_REQUIREMENT_. In the records below, some lines contain the word "chart". Copy each of them.

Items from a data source
|---|

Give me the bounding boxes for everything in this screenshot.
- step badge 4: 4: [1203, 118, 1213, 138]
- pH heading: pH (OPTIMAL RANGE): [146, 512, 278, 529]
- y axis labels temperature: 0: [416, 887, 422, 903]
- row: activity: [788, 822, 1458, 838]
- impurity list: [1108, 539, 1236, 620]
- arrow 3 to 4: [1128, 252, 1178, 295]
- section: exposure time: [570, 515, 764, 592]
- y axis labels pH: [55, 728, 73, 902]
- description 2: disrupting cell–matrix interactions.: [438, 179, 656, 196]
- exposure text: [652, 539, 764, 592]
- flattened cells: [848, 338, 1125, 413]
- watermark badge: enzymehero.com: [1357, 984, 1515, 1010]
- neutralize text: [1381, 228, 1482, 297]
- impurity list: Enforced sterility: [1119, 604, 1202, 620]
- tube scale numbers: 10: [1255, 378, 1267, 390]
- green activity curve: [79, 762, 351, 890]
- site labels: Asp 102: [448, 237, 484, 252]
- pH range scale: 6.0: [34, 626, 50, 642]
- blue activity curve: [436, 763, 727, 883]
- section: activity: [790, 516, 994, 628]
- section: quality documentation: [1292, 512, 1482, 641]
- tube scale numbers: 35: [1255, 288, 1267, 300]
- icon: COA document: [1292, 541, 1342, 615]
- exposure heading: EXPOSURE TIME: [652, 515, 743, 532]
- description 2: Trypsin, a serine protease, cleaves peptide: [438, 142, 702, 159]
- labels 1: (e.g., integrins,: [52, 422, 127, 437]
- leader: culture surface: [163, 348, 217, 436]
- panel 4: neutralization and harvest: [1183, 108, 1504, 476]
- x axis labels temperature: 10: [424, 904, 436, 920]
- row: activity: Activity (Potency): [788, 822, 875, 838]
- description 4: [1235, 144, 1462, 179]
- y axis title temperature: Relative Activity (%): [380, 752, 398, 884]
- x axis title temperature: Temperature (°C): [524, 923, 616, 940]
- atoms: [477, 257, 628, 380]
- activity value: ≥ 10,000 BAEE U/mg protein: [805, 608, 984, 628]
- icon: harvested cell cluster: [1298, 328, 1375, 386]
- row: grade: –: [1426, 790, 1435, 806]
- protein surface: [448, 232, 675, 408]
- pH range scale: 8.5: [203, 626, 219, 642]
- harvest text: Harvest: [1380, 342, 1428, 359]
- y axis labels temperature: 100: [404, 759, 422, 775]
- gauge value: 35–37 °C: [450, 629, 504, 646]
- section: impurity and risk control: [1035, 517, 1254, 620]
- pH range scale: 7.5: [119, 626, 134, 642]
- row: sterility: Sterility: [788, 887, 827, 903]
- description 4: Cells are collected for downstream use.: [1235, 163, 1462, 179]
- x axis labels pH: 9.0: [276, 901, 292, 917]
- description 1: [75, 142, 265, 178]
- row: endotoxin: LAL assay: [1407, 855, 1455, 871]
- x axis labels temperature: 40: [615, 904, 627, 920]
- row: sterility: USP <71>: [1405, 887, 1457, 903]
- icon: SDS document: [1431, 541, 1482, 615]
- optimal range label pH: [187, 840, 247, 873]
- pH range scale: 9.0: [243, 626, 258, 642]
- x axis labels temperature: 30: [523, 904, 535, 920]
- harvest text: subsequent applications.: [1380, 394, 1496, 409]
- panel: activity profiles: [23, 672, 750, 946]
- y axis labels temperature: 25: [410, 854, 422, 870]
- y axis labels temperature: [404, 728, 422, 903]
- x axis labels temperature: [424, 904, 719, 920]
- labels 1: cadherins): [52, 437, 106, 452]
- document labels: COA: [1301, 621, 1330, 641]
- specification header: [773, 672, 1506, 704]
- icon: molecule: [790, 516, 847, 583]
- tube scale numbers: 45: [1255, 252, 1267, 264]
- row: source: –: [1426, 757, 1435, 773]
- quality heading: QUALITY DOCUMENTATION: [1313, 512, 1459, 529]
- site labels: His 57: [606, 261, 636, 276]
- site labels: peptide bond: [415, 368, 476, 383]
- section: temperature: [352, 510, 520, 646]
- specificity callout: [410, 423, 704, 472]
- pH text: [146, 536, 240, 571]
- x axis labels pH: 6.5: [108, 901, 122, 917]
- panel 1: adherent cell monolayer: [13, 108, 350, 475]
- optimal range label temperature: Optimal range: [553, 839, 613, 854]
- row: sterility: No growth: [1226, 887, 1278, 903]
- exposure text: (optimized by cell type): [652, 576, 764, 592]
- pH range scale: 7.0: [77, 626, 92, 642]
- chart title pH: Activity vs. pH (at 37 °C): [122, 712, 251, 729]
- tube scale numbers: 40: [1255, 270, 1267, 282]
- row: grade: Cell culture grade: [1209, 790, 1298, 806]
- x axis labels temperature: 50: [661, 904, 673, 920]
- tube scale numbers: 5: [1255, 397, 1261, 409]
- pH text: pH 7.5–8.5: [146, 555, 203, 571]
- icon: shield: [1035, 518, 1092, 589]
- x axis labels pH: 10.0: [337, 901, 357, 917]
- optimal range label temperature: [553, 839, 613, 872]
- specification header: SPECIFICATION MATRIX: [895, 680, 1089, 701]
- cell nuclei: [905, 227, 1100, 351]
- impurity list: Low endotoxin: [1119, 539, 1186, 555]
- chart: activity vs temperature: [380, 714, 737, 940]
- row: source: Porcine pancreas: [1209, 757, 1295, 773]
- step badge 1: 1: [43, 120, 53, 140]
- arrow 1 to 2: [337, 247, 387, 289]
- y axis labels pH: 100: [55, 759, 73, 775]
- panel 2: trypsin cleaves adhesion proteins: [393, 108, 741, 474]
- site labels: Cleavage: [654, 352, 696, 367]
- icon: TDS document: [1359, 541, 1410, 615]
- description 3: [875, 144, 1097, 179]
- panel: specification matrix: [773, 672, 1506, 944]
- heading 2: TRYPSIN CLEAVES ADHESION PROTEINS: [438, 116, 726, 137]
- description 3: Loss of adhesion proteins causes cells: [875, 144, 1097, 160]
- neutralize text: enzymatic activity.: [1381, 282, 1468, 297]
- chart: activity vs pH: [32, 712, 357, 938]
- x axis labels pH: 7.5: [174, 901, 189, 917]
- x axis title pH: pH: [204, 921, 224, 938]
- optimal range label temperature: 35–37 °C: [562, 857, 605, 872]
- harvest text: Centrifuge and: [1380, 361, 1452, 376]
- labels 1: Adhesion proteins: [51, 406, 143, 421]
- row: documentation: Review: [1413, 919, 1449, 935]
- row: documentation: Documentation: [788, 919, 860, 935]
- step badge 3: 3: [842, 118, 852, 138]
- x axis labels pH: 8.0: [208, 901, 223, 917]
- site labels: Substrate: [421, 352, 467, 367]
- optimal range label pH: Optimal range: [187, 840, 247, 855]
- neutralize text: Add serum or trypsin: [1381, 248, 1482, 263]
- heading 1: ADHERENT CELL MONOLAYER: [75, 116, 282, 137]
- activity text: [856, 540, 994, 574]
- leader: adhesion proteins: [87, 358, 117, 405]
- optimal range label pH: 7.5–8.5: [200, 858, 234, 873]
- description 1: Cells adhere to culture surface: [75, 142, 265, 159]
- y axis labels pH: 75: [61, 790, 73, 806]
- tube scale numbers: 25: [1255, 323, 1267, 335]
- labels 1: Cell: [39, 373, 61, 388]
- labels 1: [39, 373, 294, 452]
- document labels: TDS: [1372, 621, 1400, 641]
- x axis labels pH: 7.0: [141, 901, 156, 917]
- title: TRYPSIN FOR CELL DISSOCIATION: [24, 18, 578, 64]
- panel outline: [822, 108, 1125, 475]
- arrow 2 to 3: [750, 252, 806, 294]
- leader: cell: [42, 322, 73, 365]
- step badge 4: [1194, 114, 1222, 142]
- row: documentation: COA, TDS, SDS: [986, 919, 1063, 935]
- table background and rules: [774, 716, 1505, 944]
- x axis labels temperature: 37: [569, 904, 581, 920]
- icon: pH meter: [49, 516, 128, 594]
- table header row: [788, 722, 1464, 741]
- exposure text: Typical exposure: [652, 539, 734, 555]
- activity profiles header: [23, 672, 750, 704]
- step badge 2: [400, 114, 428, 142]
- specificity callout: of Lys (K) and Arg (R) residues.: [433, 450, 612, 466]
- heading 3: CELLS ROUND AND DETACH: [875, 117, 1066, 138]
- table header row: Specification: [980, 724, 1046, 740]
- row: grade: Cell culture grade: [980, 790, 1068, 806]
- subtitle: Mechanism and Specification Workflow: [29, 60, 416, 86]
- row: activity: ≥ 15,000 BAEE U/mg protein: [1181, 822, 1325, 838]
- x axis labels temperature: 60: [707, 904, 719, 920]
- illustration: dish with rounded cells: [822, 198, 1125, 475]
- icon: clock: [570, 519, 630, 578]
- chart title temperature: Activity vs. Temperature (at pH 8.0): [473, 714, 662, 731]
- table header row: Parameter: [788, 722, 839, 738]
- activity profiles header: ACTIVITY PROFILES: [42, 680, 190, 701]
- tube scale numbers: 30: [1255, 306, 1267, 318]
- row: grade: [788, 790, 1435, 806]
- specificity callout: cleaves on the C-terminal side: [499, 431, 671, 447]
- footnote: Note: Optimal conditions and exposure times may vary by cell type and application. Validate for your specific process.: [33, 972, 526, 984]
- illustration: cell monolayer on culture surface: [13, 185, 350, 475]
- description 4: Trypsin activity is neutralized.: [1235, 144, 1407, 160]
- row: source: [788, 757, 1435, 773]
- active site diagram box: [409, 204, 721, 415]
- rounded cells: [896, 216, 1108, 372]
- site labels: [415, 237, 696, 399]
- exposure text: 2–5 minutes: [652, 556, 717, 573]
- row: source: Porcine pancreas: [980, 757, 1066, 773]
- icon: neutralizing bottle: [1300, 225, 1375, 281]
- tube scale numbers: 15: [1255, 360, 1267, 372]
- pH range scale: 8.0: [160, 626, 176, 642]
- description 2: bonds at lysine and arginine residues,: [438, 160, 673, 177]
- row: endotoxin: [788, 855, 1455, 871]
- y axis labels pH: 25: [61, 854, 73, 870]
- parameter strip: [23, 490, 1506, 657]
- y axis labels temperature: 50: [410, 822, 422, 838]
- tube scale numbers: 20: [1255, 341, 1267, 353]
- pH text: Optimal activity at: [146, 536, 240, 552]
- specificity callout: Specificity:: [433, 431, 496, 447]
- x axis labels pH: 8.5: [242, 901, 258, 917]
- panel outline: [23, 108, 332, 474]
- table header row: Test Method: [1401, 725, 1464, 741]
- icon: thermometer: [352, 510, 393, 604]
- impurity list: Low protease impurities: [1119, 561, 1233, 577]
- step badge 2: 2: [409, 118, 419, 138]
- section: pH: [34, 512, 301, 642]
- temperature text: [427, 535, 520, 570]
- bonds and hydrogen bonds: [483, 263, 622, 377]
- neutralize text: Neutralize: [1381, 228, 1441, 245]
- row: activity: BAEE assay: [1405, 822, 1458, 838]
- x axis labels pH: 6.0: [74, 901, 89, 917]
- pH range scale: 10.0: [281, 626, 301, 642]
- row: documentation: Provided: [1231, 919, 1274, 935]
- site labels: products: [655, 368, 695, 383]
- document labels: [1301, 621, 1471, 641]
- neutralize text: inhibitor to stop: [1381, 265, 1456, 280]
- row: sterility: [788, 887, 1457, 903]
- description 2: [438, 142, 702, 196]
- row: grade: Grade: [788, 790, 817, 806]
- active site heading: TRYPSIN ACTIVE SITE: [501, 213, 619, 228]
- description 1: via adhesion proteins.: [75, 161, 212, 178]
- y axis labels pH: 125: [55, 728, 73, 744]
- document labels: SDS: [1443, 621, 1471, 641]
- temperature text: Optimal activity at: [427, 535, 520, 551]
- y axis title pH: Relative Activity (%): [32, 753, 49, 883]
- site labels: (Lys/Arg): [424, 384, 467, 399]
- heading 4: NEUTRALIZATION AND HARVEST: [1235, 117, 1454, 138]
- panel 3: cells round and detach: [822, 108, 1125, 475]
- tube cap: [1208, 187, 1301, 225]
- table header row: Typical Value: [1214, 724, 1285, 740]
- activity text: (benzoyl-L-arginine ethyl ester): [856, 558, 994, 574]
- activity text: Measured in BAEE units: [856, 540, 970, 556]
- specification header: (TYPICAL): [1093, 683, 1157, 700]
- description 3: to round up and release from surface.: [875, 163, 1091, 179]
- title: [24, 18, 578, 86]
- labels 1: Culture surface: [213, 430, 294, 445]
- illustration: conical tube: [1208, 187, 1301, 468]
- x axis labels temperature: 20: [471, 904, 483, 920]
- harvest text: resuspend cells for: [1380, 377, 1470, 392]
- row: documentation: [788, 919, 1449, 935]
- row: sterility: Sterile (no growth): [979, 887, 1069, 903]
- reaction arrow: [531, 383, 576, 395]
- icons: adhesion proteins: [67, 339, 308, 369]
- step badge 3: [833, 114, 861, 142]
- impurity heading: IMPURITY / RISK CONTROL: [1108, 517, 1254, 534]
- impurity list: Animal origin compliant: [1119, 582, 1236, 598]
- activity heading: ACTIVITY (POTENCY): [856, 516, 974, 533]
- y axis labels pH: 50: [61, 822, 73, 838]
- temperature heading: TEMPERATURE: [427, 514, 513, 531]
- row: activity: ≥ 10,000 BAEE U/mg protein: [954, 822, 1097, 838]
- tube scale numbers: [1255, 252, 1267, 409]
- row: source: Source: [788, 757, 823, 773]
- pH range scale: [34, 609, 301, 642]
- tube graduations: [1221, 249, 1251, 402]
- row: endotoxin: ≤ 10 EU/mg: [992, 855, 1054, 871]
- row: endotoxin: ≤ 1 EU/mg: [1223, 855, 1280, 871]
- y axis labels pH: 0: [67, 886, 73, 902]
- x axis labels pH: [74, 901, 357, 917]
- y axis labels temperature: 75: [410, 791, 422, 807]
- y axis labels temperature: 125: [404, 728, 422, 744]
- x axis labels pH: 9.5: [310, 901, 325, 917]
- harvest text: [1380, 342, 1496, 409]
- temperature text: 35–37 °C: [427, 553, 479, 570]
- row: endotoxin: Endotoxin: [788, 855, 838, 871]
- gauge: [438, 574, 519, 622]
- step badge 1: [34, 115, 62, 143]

|---|

_YOUR RESPONSE_.
- chart title pH: Activity vs. pH (at 37 °C): [122, 712, 251, 729]
- chart: activity vs temperature: [380, 714, 737, 940]
- chart: activity vs pH: [32, 712, 357, 938]
- chart title temperature: Activity vs. Temperature (at pH 8.0): [473, 714, 662, 731]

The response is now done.